Dataset rows:

────────────────────

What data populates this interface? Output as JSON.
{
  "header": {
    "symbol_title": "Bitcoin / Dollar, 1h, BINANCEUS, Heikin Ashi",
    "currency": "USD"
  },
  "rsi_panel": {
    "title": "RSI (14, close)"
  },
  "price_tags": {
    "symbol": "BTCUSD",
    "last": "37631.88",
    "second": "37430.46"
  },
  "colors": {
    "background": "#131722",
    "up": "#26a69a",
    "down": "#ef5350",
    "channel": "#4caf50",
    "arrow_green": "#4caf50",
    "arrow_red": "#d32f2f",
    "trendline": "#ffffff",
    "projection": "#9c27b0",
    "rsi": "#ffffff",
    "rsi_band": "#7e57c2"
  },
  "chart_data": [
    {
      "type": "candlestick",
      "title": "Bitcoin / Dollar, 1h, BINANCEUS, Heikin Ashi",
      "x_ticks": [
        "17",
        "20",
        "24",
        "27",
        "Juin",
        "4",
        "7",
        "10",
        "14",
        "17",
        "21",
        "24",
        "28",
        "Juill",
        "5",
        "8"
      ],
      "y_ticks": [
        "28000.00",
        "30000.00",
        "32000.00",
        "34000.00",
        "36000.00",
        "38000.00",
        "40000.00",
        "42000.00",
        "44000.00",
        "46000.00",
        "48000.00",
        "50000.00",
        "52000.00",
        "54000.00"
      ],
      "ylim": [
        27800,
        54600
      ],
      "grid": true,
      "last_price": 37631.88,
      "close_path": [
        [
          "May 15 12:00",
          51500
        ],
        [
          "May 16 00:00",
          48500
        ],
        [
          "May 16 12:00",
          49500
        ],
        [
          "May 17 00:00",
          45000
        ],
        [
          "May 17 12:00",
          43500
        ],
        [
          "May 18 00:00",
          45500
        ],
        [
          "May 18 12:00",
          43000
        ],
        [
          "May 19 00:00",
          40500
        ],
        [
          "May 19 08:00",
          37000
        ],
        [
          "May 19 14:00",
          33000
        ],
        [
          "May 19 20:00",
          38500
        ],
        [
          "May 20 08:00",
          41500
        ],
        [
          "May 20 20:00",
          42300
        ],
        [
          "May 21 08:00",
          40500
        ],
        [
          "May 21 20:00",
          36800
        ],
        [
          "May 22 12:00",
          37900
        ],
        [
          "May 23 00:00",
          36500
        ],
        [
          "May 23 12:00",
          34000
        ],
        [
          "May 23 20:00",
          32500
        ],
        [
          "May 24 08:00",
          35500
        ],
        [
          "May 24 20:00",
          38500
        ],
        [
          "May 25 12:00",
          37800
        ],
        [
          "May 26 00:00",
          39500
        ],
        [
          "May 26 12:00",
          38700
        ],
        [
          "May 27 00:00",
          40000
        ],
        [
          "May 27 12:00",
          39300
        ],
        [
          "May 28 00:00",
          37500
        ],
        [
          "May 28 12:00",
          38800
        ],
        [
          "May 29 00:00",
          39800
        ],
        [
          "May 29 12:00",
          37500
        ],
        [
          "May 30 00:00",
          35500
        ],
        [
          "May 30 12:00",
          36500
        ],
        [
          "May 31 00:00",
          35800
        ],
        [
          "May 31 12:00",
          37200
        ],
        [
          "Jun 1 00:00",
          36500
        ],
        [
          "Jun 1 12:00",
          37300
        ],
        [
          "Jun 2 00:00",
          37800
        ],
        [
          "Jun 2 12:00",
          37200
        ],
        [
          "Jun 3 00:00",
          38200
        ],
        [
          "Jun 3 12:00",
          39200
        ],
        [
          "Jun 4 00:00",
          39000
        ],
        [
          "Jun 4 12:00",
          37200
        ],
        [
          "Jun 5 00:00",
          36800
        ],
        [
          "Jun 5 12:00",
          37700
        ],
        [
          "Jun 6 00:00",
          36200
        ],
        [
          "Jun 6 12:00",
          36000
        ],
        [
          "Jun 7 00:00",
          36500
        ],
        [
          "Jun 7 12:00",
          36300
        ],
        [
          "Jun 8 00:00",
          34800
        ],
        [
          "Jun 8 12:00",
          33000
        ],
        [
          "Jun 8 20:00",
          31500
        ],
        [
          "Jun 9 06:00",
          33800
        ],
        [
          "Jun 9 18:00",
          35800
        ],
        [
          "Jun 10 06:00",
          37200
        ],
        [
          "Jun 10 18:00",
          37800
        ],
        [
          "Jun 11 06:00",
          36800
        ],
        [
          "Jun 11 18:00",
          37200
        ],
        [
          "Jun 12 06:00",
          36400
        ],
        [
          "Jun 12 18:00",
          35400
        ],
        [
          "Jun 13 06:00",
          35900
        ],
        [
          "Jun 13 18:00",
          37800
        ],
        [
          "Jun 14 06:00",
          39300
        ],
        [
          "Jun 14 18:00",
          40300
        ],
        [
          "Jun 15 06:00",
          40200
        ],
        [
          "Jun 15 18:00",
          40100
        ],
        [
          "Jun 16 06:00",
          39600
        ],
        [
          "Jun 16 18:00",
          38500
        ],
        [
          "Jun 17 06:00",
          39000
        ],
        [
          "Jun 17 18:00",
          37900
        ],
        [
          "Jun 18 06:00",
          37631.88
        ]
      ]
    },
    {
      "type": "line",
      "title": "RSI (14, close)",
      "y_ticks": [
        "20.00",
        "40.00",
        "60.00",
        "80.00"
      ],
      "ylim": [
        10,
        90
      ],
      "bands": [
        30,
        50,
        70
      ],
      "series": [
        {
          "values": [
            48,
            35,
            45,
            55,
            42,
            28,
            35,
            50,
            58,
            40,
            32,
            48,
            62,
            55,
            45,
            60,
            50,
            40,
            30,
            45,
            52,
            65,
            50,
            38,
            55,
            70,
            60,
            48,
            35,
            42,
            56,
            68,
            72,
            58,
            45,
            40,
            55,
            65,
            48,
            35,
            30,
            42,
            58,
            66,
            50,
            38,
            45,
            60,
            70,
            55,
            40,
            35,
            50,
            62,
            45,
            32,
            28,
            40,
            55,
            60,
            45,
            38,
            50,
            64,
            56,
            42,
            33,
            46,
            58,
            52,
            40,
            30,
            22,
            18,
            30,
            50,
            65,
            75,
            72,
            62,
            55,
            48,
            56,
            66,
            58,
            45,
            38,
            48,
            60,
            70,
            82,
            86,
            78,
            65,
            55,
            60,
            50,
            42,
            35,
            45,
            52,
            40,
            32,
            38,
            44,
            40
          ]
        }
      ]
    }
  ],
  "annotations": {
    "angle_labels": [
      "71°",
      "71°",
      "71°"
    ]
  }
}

────────────────────

- Task to complete: Copy out every line of the listing that includes the string "Bitcoin".

- Response:
    "symbol_title": "Bitcoin / Dollar, 1h, BINANCEUS, Heikin Ashi",
      "title": "Bitcoin / Dollar, 1h, BINANCEUS, Heikin Ashi",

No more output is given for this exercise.